REQUIRED WORK
Search the material for the string "source", then report how many lines hold it, with no other text.

********************

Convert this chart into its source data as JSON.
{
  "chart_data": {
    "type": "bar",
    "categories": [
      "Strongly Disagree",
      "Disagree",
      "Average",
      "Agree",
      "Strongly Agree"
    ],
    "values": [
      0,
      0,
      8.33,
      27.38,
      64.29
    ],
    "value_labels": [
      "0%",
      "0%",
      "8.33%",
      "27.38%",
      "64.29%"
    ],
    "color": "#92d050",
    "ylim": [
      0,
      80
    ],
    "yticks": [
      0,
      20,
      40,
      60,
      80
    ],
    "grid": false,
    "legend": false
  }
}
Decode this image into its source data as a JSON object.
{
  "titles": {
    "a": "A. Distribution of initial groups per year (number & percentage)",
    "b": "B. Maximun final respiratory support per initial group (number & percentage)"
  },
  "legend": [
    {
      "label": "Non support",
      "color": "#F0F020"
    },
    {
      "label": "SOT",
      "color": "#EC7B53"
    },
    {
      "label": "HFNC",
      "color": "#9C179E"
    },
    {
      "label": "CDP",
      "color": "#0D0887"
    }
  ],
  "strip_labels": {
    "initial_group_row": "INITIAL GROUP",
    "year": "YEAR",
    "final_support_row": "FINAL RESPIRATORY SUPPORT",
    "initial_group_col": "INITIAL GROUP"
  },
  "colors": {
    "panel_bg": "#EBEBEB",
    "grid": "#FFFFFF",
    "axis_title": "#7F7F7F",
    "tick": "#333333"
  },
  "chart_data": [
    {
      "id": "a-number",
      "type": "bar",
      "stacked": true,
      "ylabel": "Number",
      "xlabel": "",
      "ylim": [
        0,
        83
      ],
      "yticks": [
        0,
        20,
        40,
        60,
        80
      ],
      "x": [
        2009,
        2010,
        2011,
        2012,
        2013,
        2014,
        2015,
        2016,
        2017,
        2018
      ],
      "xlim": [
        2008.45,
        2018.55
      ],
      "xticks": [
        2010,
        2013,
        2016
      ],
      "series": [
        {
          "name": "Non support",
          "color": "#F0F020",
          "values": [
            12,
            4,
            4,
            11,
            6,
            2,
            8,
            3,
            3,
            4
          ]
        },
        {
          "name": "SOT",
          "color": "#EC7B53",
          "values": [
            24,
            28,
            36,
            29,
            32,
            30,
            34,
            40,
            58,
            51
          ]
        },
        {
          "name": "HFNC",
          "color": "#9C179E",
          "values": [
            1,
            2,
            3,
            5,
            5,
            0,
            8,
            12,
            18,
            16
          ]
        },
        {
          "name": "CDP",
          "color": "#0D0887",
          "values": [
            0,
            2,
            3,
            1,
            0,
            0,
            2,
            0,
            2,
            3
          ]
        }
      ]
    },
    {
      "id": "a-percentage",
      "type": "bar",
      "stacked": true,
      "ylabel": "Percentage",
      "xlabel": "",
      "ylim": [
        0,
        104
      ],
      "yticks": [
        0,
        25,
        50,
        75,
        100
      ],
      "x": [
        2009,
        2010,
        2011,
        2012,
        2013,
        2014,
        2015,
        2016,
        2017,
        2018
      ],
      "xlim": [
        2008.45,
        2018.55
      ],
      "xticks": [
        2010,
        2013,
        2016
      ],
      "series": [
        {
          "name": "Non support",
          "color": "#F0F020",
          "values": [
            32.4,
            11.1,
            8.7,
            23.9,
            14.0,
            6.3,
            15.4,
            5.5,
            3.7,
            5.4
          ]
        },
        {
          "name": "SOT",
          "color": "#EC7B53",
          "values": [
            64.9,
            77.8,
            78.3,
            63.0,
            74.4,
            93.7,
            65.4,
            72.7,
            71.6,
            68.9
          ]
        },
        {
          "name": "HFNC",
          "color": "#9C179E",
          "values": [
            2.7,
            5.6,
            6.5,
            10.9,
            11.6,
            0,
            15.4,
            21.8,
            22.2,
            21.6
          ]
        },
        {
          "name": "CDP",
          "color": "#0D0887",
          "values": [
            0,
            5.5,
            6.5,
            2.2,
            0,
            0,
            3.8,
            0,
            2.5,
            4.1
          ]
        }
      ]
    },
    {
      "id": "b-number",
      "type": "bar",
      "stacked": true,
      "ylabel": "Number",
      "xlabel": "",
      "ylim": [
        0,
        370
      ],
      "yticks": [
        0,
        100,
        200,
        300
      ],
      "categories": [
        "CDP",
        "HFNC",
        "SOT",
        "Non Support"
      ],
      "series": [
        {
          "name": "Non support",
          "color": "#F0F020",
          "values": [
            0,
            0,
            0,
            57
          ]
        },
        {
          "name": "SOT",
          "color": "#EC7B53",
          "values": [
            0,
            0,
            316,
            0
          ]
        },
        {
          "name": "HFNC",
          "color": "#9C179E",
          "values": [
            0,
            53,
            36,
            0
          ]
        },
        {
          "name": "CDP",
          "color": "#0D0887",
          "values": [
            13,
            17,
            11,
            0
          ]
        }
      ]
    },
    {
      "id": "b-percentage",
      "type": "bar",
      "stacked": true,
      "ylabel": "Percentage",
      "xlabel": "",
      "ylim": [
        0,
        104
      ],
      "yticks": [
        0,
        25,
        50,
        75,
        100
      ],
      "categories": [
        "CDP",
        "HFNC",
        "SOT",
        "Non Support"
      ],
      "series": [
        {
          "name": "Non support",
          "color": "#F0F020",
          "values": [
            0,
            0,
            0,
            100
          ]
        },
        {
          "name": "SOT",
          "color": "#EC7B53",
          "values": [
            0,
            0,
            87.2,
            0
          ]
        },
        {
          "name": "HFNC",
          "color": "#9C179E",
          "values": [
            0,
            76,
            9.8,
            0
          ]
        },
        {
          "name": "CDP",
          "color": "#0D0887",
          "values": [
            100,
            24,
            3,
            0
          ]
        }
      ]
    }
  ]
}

********************

RESULT OF THE EXERCISE
2